— BEGIN Input records —
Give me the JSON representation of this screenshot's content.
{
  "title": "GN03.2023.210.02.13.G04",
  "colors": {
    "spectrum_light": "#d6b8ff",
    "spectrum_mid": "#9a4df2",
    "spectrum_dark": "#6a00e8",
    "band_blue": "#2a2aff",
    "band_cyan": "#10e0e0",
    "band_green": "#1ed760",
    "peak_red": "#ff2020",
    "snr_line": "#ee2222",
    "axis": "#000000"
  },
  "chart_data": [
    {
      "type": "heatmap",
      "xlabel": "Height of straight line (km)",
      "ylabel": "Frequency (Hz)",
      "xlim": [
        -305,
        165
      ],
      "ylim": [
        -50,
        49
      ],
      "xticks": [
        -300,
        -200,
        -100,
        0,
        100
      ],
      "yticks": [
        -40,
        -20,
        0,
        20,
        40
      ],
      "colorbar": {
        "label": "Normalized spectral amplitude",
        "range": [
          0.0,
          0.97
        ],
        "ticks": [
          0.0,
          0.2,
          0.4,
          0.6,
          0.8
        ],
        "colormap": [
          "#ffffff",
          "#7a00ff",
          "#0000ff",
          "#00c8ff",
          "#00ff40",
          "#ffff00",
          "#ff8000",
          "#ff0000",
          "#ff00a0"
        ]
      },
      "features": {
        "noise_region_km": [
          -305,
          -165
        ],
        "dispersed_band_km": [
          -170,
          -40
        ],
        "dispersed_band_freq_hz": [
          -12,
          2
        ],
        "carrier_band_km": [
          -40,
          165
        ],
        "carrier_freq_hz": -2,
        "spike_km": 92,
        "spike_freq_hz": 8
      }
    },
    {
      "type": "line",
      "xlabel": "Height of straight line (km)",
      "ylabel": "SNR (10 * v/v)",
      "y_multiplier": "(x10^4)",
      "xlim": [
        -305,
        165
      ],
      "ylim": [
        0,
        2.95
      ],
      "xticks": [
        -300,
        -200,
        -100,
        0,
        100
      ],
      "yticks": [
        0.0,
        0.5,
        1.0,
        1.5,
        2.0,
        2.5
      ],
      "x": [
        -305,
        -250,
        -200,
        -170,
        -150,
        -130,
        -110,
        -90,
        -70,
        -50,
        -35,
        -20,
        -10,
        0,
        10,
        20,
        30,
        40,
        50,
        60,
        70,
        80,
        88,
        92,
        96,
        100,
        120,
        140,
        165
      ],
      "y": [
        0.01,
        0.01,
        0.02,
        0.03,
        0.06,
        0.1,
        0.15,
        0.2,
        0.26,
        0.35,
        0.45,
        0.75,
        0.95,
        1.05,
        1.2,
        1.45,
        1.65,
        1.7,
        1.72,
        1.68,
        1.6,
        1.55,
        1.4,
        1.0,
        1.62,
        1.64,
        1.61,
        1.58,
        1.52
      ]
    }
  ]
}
— END Input records —
# Given request
Output every entry shown above, exactly.

# Answer for this exercise
Give me the JSON representation of this screenshot's content.
{
  "title": "GN03.2023.210.02.13.G04",
  "colors": {
    "spectrum_light": "#d6b8ff",
    "spectrum_mid": "#9a4df2",
    "spectrum_dark": "#6a00e8",
    "band_blue": "#2a2aff",
    "band_cyan": "#10e0e0",
    "band_green": "#1ed760",
    "peak_red": "#ff2020",
    "snr_line": "#ee2222",
    "axis": "#000000"
  },
  "chart_data": [
    {
      "type": "heatmap",
      "xlabel": "Height of straight line (km)",
      "ylabel": "Frequency (Hz)",
      "xlim": [
        -305,
        165
      ],
      "ylim": [
        -50,
        49
      ],
      "xticks": [
        -300,
        -200,
        -100,
        0,
        100
      ],
      "yticks": [
        -40,
        -20,
        0,
        20,
        40
      ],
      "colorbar": {
        "label": "Normalized spectral amplitude",
        "range": [
          0.0,
          0.97
        ],
        "ticks": [
          0.0,
          0.2,
          0.4,
          0.6,
          0.8
        ],
        "colormap": [
          "#ffffff",
          "#7a00ff",
          "#0000ff",
          "#00c8ff",
          "#00ff40",
          "#ffff00",
          "#ff8000",
          "#ff0000",
          "#ff00a0"
        ]
      },
      "features": {
        "noise_region_km": [
          -305,
          -165
        ],
        "dispersed_band_km": [
          -170,
          -40
        ],
        "dispersed_band_freq_hz": [
          -12,
          2
        ],
        "carrier_band_km": [
          -40,
          165
        ],
        "carrier_freq_hz": -2,
        "spike_km": 92,
        "spike_freq_hz": 8
      }
    },
    {
      "type": "line",
      "xlabel": "Height of straight line (km)",
      "ylabel": "SNR (10 * v/v)",
      "y_multiplier": "(x10^4)",
      "xlim": [
        -305,
        165
      ],
      "ylim": [
        0,
        2.95
      ],
      "xticks": [
        -300,
        -200,
        -100,
        0,
        100
      ],
      "yticks": [
        0.0,
        0.5,
        1.0,
        1.5,
        2.0,
        2.5
      ],
      "x": [
        -305,
        -250,
        -200,
        -170,
        -150,
        -130,
        -110,
        -90,
        -70,
        -50,
        -35,
        -20,
        -10,
        0,
        10,
        20,
        30,
        40,
        50,
        60,
        70,
        80,
        88,
        92,
        96,
        100,
        120,
        140,
        165
      ],
      "y": [
        0.01,
        0.01,
        0.02,
        0.03,
        0.06,
        0.1,
        0.15,
        0.2,
        0.26,
        0.35,
        0.45,
        0.75,
        0.95,
        1.05,
        1.2,
        1.45,
        1.65,
        1.7,
        1.72,
        1.68,
        1.6,
        1.55,
        1.4,
        1.0,
        1.62,
        1.64,
        1.61,
        1.58,
        1.52
      ]
    }
  ]
}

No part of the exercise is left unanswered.